WRITTEN PROBLEM - Write out the records below word for word, please.

——

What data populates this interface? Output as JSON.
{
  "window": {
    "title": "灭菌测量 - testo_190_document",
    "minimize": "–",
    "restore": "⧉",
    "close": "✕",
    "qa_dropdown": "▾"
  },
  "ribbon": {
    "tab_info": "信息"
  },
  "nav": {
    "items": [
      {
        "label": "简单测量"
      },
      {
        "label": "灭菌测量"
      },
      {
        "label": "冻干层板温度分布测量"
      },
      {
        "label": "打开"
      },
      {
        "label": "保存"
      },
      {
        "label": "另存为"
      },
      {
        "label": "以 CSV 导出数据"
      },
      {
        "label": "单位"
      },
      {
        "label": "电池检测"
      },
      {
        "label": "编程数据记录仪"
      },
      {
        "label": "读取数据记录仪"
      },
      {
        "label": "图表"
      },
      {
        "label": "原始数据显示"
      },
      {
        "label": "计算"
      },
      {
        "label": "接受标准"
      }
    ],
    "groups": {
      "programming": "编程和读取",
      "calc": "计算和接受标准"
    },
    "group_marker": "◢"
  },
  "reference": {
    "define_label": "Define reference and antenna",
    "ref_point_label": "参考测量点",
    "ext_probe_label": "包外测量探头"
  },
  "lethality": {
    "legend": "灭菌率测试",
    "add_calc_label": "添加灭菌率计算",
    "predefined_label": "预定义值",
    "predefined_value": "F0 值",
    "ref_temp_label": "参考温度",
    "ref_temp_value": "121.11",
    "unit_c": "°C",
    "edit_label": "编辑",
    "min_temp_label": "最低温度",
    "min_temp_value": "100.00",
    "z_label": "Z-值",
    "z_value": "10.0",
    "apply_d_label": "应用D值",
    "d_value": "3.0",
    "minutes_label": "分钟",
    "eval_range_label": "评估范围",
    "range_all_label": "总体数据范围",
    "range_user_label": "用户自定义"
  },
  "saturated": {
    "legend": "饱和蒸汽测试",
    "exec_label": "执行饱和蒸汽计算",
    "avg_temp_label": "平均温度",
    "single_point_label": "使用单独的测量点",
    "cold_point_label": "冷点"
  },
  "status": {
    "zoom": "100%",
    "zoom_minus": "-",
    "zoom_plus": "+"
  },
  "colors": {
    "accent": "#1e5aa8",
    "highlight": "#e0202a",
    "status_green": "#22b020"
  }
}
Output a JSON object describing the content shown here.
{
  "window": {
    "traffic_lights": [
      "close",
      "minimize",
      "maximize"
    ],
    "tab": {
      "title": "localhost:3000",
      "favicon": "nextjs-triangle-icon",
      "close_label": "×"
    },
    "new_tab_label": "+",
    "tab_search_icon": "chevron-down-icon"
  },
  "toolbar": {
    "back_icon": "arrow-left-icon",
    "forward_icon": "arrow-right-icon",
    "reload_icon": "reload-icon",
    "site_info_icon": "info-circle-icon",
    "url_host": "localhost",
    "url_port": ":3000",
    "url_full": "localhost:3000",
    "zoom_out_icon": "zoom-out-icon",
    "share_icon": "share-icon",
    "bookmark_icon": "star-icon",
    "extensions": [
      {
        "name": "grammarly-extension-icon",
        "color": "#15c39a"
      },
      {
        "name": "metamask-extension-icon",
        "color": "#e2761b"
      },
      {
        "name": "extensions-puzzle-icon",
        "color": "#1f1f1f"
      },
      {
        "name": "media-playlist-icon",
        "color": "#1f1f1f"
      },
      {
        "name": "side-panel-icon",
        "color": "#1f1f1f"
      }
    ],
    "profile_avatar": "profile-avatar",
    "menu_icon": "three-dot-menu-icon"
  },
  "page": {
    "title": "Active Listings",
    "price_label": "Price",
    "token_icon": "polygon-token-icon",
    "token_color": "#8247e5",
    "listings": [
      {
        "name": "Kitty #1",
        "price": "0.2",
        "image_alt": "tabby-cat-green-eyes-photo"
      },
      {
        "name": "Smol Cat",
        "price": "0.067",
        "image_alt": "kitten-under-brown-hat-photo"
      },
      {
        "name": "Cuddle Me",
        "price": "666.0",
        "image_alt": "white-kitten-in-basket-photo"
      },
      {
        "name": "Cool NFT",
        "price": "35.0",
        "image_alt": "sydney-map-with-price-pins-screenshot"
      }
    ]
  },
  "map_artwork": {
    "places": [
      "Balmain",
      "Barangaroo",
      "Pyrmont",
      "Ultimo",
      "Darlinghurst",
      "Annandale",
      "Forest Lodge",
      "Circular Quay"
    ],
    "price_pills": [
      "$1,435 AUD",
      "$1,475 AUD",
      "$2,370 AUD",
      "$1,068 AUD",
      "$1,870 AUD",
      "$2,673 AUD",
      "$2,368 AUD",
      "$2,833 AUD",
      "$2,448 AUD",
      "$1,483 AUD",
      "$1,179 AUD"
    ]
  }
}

——

RESULT BELOW -
What data populates this interface? Output as JSON.
{
  "window": {
    "title": "灭菌测量 - testo_190_document",
    "minimize": "–",
    "restore": "⧉",
    "close": "✕",
    "qa_dropdown": "▾"
  },
  "ribbon": {
    "tab_info": "信息"
  },
  "nav": {
    "items": [
      {
        "label": "简单测量"
      },
      {
        "label": "灭菌测量"
      },
      {
        "label": "冻干层板温度分布测量"
      },
      {
        "label": "打开"
      },
      {
        "label": "保存"
      },
      {
        "label": "另存为"
      },
      {
        "label": "以 CSV 导出数据"
      },
      {
        "label": "单位"
      },
      {
        "label": "电池检测"
      },
      {
        "label": "编程数据记录仪"
      },
      {
        "label": "读取数据记录仪"
      },
      {
        "label": "图表"
      },
      {
        "label": "原始数据显示"
      },
      {
        "label": "计算"
      },
      {
        "label": "接受标准"
      }
    ],
    "groups": {
      "programming": "编程和读取",
      "calc": "计算和接受标准"
    },
    "group_marker": "◢"
  },
  "reference": {
    "define_label": "Define reference and antenna",
    "ref_point_label": "参考测量点",
    "ext_probe_label": "包外测量探头"
  },
  "lethality": {
    "legend": "灭菌率测试",
    "add_calc_label": "添加灭菌率计算",
    "predefined_label": "预定义值",
    "predefined_value": "F0 值",
    "ref_temp_label": "参考温度",
    "ref_temp_value": "121.11",
    "unit_c": "°C",
    "edit_label": "编辑",
    "min_temp_label": "最低温度",
    "min_temp_value": "100.00",
    "z_label": "Z-值",
    "z_value": "10.0",
    "apply_d_label": "应用D值",
    "d_value": "3.0",
    "minutes_label": "分钟",
    "eval_range_label": "评估范围",
    "range_all_label": "总体数据范围",
    "range_user_label": "用户自定义"
  },
  "saturated": {
    "legend": "饱和蒸汽测试",
    "exec_label": "执行饱和蒸汽计算",
    "avg_temp_label": "平均温度",
    "single_point_label": "使用单独的测量点",
    "cold_point_label": "冷点"
  },
  "status": {
    "zoom": "100%",
    "zoom_minus": "-",
    "zoom_plus": "+"
  },
  "colors": {
    "accent": "#1e5aa8",
    "highlight": "#e0202a",
    "status_green": "#22b020"
  }
}
Output a JSON object describing the content shown here.
{
  "window": {
    "traffic_lights": [
      "close",
      "minimize",
      "maximize"
    ],
    "tab": {
      "title": "localhost:3000",
      "favicon": "nextjs-triangle-icon",
      "close_label": "×"
    },
    "new_tab_label": "+",
    "tab_search_icon": "chevron-down-icon"
  },
  "toolbar": {
    "back_icon": "arrow-left-icon",
    "forward_icon": "arrow-right-icon",
    "reload_icon": "reload-icon",
    "site_info_icon": "info-circle-icon",
    "url_host": "localhost",
    "url_port": ":3000",
    "url_full": "localhost:3000",
    "zoom_out_icon": "zoom-out-icon",
    "share_icon": "share-icon",
    "bookmark_icon": "star-icon",
    "extensions": [
      {
        "name": "grammarly-extension-icon",
        "color": "#15c39a"
      },
      {
        "name": "metamask-extension-icon",
        "color": "#e2761b"
      },
      {
        "name": "extensions-puzzle-icon",
        "color": "#1f1f1f"
      },
      {
        "name": "media-playlist-icon",
        "color": "#1f1f1f"
      },
      {
        "name": "side-panel-icon",
        "color": "#1f1f1f"
      }
    ],
    "profile_avatar": "profile-avatar",
    "menu_icon": "three-dot-menu-icon"
  },
  "page": {
    "title": "Active Listings",
    "price_label": "Price",
    "token_icon": "polygon-token-icon",
    "token_color": "#8247e5",
    "listings": [
      {
        "name": "Kitty #1",
        "price": "0.2",
        "image_alt": "tabby-cat-green-eyes-photo"
      },
      {
        "name": "Smol Cat",
        "price": "0.067",
        "image_alt": "kitten-under-brown-hat-photo"
      },
      {
        "name": "Cuddle Me",
        "price": "666.0",
        "image_alt": "white-kitten-in-basket-photo"
      },
      {
        "name": "Cool NFT",
        "price": "35.0",
        "image_alt": "sydney-map-with-price-pins-screenshot"
      }
    ]
  },
  "map_artwork": {
    "places": [
      "Balmain",
      "Barangaroo",
      "Pyrmont",
      "Ultimo",
      "Darlinghurst",
      "Annandale",
      "Forest Lodge",
      "Circular Quay"
    ],
    "price_pills": [
      "$1,435 AUD",
      "$1,475 AUD",
      "$2,370 AUD",
      "$1,068 AUD",
      "$1,870 AUD",
      "$2,673 AUD",
      "$2,368 AUD",
      "$2,833 AUD",
      "$2,448 AUD",
      "$1,483 AUD",
      "$1,179 AUD"
    ]
  }
}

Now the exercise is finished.